++++ Data to use

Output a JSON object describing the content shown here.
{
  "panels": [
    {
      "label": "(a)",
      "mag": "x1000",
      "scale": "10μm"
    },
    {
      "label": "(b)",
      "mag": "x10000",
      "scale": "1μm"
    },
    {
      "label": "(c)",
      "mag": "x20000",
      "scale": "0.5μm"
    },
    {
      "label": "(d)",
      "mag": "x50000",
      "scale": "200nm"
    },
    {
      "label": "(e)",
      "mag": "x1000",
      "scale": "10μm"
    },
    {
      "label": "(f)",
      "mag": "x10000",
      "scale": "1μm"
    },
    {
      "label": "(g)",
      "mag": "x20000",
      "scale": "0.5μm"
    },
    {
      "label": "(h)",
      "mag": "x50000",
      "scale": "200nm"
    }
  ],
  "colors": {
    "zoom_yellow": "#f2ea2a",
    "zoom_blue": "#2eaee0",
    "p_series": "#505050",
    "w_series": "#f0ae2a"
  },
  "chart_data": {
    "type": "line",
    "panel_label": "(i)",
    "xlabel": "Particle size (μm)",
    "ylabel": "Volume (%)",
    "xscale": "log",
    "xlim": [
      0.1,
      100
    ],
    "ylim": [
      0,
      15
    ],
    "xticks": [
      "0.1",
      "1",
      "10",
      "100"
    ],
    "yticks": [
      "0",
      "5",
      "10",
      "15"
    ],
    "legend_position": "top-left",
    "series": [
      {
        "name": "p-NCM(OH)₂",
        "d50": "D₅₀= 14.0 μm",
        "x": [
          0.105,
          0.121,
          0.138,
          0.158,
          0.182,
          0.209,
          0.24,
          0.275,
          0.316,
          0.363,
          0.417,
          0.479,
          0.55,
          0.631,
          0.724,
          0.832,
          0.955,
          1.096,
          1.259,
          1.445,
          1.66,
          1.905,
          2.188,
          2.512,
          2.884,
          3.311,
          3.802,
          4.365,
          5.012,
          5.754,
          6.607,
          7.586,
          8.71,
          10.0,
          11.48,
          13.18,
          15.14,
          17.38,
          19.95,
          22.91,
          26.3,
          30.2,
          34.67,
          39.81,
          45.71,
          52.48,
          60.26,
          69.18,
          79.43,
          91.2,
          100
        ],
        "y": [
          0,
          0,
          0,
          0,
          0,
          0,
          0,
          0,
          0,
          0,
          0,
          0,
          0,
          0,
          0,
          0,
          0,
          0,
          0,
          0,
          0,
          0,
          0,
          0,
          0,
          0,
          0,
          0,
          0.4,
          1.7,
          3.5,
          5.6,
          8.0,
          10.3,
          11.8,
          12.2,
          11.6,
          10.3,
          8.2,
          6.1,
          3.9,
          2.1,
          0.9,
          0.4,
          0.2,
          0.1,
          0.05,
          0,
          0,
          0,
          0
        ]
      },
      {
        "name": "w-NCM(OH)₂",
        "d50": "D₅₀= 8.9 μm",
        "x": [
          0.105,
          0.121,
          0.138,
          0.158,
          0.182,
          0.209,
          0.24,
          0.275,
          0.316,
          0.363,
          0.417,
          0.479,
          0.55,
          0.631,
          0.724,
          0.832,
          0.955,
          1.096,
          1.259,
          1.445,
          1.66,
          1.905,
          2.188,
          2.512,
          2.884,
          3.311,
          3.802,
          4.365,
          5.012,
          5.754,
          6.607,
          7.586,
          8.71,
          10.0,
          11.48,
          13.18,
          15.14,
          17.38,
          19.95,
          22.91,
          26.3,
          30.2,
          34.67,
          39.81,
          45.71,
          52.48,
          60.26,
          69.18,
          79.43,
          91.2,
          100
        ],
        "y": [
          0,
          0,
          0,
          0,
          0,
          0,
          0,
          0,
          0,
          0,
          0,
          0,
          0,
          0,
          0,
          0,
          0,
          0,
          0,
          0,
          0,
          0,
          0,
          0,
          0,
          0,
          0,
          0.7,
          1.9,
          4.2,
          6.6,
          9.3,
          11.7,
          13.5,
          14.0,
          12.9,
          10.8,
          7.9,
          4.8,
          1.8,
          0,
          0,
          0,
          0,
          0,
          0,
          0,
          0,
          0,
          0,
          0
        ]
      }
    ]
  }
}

++++++++

-- What the task asks --
Nothing should be left out: repeat all of the data exactly.

-- Completed exercise --
Output a JSON object describing the content shown here.
{
  "panels": [
    {
      "label": "(a)",
      "mag": "x1000",
      "scale": "10μm"
    },
    {
      "label": "(b)",
      "mag": "x10000",
      "scale": "1μm"
    },
    {
      "label": "(c)",
      "mag": "x20000",
      "scale": "0.5μm"
    },
    {
      "label": "(d)",
      "mag": "x50000",
      "scale": "200nm"
    },
    {
      "label": "(e)",
      "mag": "x1000",
      "scale": "10μm"
    },
    {
      "label": "(f)",
      "mag": "x10000",
      "scale": "1μm"
    },
    {
      "label": "(g)",
      "mag": "x20000",
      "scale": "0.5μm"
    },
    {
      "label": "(h)",
      "mag": "x50000",
      "scale": "200nm"
    }
  ],
  "colors": {
    "zoom_yellow": "#f2ea2a",
    "zoom_blue": "#2eaee0",
    "p_series": "#505050",
    "w_series": "#f0ae2a"
  },
  "chart_data": {
    "type": "line",
    "panel_label": "(i)",
    "xlabel": "Particle size (μm)",
    "ylabel": "Volume (%)",
    "xscale": "log",
    "xlim": [
      0.1,
      100
    ],
    "ylim": [
      0,
      15
    ],
    "xticks": [
      "0.1",
      "1",
      "10",
      "100"
    ],
    "yticks": [
      "0",
      "5",
      "10",
      "15"
    ],
    "legend_position": "top-left",
    "series": [
      {
        "name": "p-NCM(OH)₂",
        "d50": "D₅₀= 14.0 μm",
        "x": [
          0.105,
          0.121,
          0.138,
          0.158,
          0.182,
          0.209,
          0.24,
          0.275,
          0.316,
          0.363,
          0.417,
          0.479,
          0.55,
          0.631,
          0.724,
          0.832,
          0.955,
          1.096,
          1.259,
          1.445,
          1.66,
          1.905,
          2.188,
          2.512,
          2.884,
          3.311,
          3.802,
          4.365,
          5.012,
          5.754,
          6.607,
          7.586,
          8.71,
          10.0,
          11.48,
          13.18,
          15.14,
          17.38,
          19.95,
          22.91,
          26.3,
          30.2,
          34.67,
          39.81,
          45.71,
          52.48,
          60.26,
          69.18,
          79.43,
          91.2,
          100
        ],
        "y": [
          0,
          0,
          0,
          0,
          0,
          0,
          0,
          0,
          0,
          0,
          0,
          0,
          0,
          0,
          0,
          0,
          0,
          0,
          0,
          0,
          0,
          0,
          0,
          0,
          0,
          0,
          0,
          0,
          0.4,
          1.7,
          3.5,
          5.6,
          8.0,
          10.3,
          11.8,
          12.2,
          11.6,
          10.3,
          8.2,
          6.1,
          3.9,
          2.1,
          0.9,
          0.4,
          0.2,
          0.1,
          0.05,
          0,
          0,
          0,
          0
        ]
      },
      {
        "name": "w-NCM(OH)₂",
        "d50": "D₅₀= 8.9 μm",
        "x": [
          0.105,
          0.121,
          0.138,
          0.158,
          0.182,
          0.209,
          0.24,
          0.275,
          0.316,
          0.363,
          0.417,
          0.479,
          0.55,
          0.631,
          0.724,
          0.832,
          0.955,
          1.096,
          1.259,
          1.445,
          1.66,
          1.905,
          2.188,
          2.512,
          2.884,
          3.311,
          3.802,
          4.365,
          5.012,
          5.754,
          6.607,
          7.586,
          8.71,
          10.0,
          11.48,
          13.18,
          15.14,
          17.38,
          19.95,
          22.91,
          26.3,
          30.2,
          34.67,
          39.81,
          45.71,
          52.48,
          60.26,
          69.18,
          79.43,
          91.2,
          100
        ],
        "y": [
          0,
          0,
          0,
          0,
          0,
          0,
          0,
          0,
          0,
          0,
          0,
          0,
          0,
          0,
          0,
          0,
          0,
          0,
          0,
          0,
          0,
          0,
          0,
          0,
          0,
          0,
          0,
          0.7,
          1.9,
          4.2,
          6.6,
          9.3,
          11.7,
          13.5,
          14.0,
          12.9,
          10.8,
          7.9,
          4.8,
          1.8,
          0,
          0,
          0,
          0,
          0,
          0,
          0,
          0,
          0,
          0,
          0
        ]
      }
    ]
  }
}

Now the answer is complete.